If the device backend is not persistent memory for the nvdimm, there is
need for explicit IO flushes on the backend to ensure persistence.

On SPAPR, the issue is addressed by adding a new hcall to request for
an explicit flush from the guest when the backend is not pmem. So, the
approach here is to convey when the hcall flush is required in a device
tree property. The guest once it knows the device backend is not pmem,
makes the hcall whenever flush is required.

To set the device tree property, the patch introduces a new papr specific
device type inheriting the nvdimm device. When the backend doesn't have
pmem="yes", the device tree property "ibm,hcall-flush-required" is set,
and the guest makes hcall H_SCM_FLUSH requesting for an explicit flush.

Signed-off-by: Shivaprasad G Bhat <sbhat@linux.ibm.com>
---
 hw/ppc/spapr_nvdimm.c         |   46 +++++++++++++++++++++++++++++++++++++++++
 include/hw/ppc/spapr_nvdimm.h |    4 ++++
 2 files changed, 50 insertions(+)

diff --git a/hw/ppc/spapr_nvdimm.c b/hw/ppc/spapr_nvdimm.c
index 4f8931ab15..4dc7c3f147 100644
--- a/hw/ppc/spapr_nvdimm.c
+++ b/hw/ppc/spapr_nvdimm.c
@@ -54,6 +54,8 @@ bool spapr_nvdimm_validate(HotplugHandler *hotplug_dev, NVDIMMDevice *nvdimm,
 {
     const MachineClass *mc = MACHINE_GET_CLASS(hotplug_dev);
     const MachineState *ms = MACHINE(hotplug_dev);
+    PCDIMMDevice *dimm = PC_DIMM(nvdimm);
+    MemoryRegion *mr = host_memory_backend_get_memory(dimm->hostmem);
     g_autofree char *uuidstr = NULL;
     QemuUUID uuid;
     int ret;
@@ -91,6 +93,14 @@ bool spapr_nvdimm_validate(HotplugHandler *hotplug_dev, NVDIMMDevice *nvdimm,
         return false;
     }
 
+    if (object_dynamic_cast(OBJECT(nvdimm), TYPE_SPAPR_NVDIMM) &&
+        (memory_region_get_fd(mr) < 0)) {
+        error_setg(errp, "spapr-nvdimm device requires the "

* **Exercise tasks**
#1 Answer these questions about the nvdimm patch:
(a) Which hcall does the guest make to request an explicit flush?
(b) Which device tree property is set when the backend doesn't have pmem="yes"?
(c) How many files does the patch change, and how many insertions does it make?
#2 Summarize the nvdimm patch in two sentences.

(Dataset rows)
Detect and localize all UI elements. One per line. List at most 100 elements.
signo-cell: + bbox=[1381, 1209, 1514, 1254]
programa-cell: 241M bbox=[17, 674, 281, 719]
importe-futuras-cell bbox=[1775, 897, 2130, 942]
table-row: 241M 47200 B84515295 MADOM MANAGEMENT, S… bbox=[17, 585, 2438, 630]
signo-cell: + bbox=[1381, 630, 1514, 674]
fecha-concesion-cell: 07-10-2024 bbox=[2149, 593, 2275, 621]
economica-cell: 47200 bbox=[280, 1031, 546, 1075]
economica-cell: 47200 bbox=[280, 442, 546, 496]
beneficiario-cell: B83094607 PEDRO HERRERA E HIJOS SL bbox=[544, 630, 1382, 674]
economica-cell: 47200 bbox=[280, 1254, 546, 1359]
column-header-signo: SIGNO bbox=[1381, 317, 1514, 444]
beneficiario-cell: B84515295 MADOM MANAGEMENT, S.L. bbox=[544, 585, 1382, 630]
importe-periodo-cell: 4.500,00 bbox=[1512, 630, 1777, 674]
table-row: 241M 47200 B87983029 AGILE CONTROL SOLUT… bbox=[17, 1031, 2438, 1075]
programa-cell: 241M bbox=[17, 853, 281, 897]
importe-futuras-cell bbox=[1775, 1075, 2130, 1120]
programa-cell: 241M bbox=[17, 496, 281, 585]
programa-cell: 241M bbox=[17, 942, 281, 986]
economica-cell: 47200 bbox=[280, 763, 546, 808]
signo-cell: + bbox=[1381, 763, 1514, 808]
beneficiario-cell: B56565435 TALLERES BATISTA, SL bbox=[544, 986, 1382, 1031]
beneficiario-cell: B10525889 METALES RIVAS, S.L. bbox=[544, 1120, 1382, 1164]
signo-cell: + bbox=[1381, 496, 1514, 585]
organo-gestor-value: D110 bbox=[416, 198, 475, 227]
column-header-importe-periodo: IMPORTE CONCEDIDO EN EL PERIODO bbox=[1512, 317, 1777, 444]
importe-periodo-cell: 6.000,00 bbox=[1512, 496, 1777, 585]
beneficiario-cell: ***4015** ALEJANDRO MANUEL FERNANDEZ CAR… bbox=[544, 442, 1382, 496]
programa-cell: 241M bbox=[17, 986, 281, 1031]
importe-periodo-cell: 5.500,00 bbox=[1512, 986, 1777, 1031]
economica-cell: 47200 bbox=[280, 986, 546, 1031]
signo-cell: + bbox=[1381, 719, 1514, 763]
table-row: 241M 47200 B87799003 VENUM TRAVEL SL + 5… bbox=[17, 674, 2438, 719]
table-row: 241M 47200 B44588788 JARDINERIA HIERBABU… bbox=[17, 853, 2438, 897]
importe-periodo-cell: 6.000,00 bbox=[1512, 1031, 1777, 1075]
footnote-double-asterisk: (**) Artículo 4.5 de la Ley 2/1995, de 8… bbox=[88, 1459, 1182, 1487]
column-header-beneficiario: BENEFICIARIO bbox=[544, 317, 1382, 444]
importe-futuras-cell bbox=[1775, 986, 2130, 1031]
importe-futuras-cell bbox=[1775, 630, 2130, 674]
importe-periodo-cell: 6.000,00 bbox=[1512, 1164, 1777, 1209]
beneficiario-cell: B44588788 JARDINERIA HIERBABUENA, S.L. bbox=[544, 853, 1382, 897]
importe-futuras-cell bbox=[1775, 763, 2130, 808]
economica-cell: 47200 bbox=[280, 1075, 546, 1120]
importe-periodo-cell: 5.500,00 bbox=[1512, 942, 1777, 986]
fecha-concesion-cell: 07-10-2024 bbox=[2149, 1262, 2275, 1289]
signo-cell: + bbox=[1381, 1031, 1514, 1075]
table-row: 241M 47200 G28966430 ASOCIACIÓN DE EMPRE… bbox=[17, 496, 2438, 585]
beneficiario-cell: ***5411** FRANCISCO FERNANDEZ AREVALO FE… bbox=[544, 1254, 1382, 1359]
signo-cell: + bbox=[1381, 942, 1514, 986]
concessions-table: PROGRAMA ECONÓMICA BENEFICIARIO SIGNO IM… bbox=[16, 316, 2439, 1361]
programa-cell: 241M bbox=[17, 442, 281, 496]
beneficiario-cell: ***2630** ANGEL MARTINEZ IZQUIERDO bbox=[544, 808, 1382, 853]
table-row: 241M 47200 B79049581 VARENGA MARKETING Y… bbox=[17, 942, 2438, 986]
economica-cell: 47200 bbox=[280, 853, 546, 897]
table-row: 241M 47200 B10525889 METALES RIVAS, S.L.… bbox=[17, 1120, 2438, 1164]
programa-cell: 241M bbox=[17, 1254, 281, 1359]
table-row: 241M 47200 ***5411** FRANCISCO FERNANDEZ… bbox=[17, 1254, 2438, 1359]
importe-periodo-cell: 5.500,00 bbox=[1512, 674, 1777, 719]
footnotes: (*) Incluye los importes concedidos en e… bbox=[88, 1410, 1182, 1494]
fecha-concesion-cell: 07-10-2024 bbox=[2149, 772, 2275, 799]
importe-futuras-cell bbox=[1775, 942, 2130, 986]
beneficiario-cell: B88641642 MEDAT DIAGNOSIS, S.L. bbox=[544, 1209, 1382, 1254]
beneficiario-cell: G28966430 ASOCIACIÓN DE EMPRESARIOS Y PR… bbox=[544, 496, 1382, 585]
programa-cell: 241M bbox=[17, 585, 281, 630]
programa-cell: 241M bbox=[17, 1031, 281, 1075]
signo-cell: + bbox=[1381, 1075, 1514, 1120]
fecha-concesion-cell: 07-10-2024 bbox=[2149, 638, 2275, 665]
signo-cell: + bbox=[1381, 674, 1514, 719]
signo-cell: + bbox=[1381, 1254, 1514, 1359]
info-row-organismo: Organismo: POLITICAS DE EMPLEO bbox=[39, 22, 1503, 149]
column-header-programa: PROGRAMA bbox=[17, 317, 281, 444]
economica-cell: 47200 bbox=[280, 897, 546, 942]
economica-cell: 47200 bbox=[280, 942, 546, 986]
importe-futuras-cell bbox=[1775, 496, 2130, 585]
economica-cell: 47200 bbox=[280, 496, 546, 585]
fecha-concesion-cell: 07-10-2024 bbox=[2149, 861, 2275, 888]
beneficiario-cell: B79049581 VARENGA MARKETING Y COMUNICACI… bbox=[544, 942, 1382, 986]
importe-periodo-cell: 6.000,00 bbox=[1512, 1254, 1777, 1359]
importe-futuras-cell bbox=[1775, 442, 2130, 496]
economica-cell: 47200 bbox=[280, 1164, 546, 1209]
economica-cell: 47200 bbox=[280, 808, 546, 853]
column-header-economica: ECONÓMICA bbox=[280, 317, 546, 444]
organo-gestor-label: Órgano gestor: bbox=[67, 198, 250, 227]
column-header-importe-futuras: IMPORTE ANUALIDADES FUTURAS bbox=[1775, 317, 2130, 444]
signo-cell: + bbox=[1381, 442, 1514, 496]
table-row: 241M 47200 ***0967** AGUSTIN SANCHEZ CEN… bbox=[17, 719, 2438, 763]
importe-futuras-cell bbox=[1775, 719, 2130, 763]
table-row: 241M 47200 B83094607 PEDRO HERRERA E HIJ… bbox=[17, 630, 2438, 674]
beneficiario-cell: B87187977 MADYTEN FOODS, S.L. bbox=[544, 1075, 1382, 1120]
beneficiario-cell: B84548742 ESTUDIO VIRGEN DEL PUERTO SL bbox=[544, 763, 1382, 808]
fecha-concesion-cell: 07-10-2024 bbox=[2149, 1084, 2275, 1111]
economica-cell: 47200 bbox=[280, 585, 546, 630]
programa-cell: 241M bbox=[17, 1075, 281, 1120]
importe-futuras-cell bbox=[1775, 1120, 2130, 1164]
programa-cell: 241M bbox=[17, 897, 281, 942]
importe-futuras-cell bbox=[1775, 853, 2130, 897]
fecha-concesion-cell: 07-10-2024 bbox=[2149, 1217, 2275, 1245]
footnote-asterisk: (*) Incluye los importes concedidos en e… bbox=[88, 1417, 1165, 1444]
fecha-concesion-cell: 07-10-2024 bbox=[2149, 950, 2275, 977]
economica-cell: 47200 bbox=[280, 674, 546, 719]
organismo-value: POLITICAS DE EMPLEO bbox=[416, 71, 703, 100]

* **The answers**
#1
(a) H_SCM_FLUSH
(b) "ibm,hcall-flush-required"
(c) 2 files, with 50 insertions

#2 If an nvdimm's device backend is not persistent memory, explicit IO flushes on the backend are needed to ensure persistence. On SPAPR, the patch adds a papr-specific device type that inherits the nvdimm device and sets the device tree property "ibm,hcall-flush-required" when the backend doesn't have pmem="yes", so the guest makes the H_SCM_FLUSH hcall to request an explicit flush.